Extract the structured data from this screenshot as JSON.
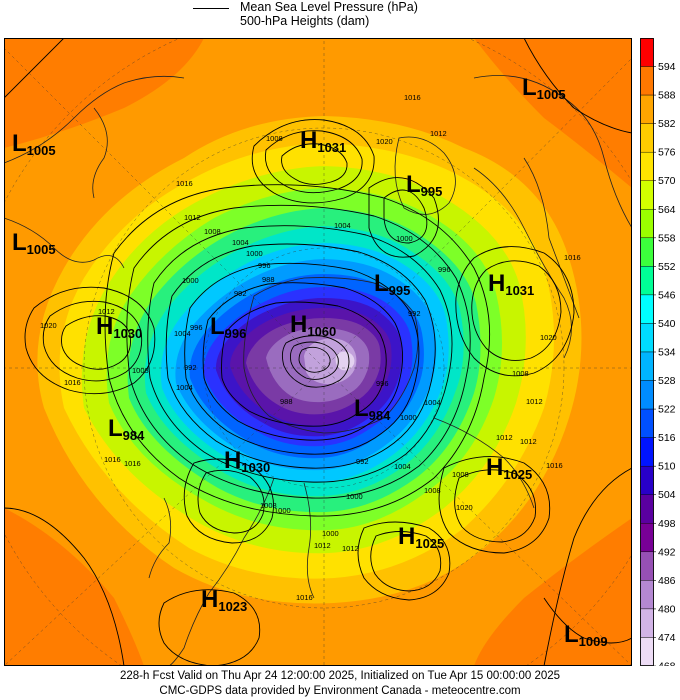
{
  "legend": {
    "mslp_label": "Mean Sea Level Pressure (hPa)",
    "heights_label": "500-hPa Heights (dam)"
  },
  "colorbar": {
    "units": "dam",
    "ticks": [
      594,
      588,
      582,
      576,
      570,
      564,
      558,
      552,
      546,
      540,
      534,
      528,
      522,
      516,
      510,
      504,
      498,
      492,
      486,
      480,
      474,
      468
    ],
    "colors": [
      "#ff0000",
      "#ff7800",
      "#ffa500",
      "#ffcc00",
      "#ffe400",
      "#d2ff00",
      "#9bff00",
      "#3cff3c",
      "#00ff96",
      "#00ffff",
      "#00dcff",
      "#00b4ff",
      "#008cff",
      "#0050ff",
      "#0014ff",
      "#2800c8",
      "#5a00a0",
      "#780096",
      "#9650b4",
      "#b488d2",
      "#d2b4e6",
      "#eddcf5"
    ]
  },
  "systems": [
    {
      "type": "L",
      "value": "1005",
      "name": "low-ne"
    },
    {
      "type": "H",
      "value": "1031",
      "name": "high-north"
    },
    {
      "type": "L",
      "value": "1005",
      "name": "low-west-1"
    },
    {
      "type": "L",
      "value": "995",
      "name": "low-north-coast"
    },
    {
      "type": "L",
      "value": "1005",
      "name": "low-west-2"
    },
    {
      "type": "H",
      "value": "1031",
      "name": "high-east"
    },
    {
      "type": "L",
      "value": "995",
      "name": "low-pole-east"
    },
    {
      "type": "H",
      "value": "1030",
      "name": "high-west"
    },
    {
      "type": "L",
      "value": "996",
      "name": "low-pole-west"
    },
    {
      "type": "H",
      "value": "1060",
      "name": "high-greenland"
    },
    {
      "type": "L",
      "value": "984",
      "name": "low-southwest"
    },
    {
      "type": "L",
      "value": "984",
      "name": "low-pole-south"
    },
    {
      "type": "H",
      "value": "1030",
      "name": "high-south-central"
    },
    {
      "type": "H",
      "value": "1025",
      "name": "high-southeast"
    },
    {
      "type": "H",
      "value": "1025",
      "name": "high-south"
    },
    {
      "type": "H",
      "value": "1023",
      "name": "high-southwest"
    },
    {
      "type": "L",
      "value": "1009",
      "name": "low-se-corner"
    }
  ],
  "isobar_labels": [
    "1016",
    "1012",
    "1008",
    "1004",
    "1000",
    "996",
    "992",
    "988",
    "1020",
    "1016",
    "1012",
    "1008",
    "1004",
    "1000",
    "996",
    "1016",
    "1020",
    "1012",
    "1008",
    "1004",
    "1016",
    "1012",
    "1008",
    "1000",
    "996",
    "992",
    "1020",
    "1016",
    "1012",
    "1008",
    "1004",
    "1000",
    "1000",
    "1012",
    "1016",
    "1016",
    "1012",
    "1008",
    "1004",
    "1000",
    "996",
    "992",
    "988",
    "1008",
    "1012",
    "1016",
    "1020",
    "1000",
    "1004",
    "992"
  ],
  "footer": {
    "line1": "228-h Fcst Valid on Thu Apr 24 12:00:00 2025, Initialized on Tue Apr 15 00:00:00 2025",
    "line2": "CMC-GDPS data provided by Environment Canada - meteocentre.com"
  }
}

# Exercise:
Give nothing but the count of lines in the listing above that hold the string "data".

# Task output:
2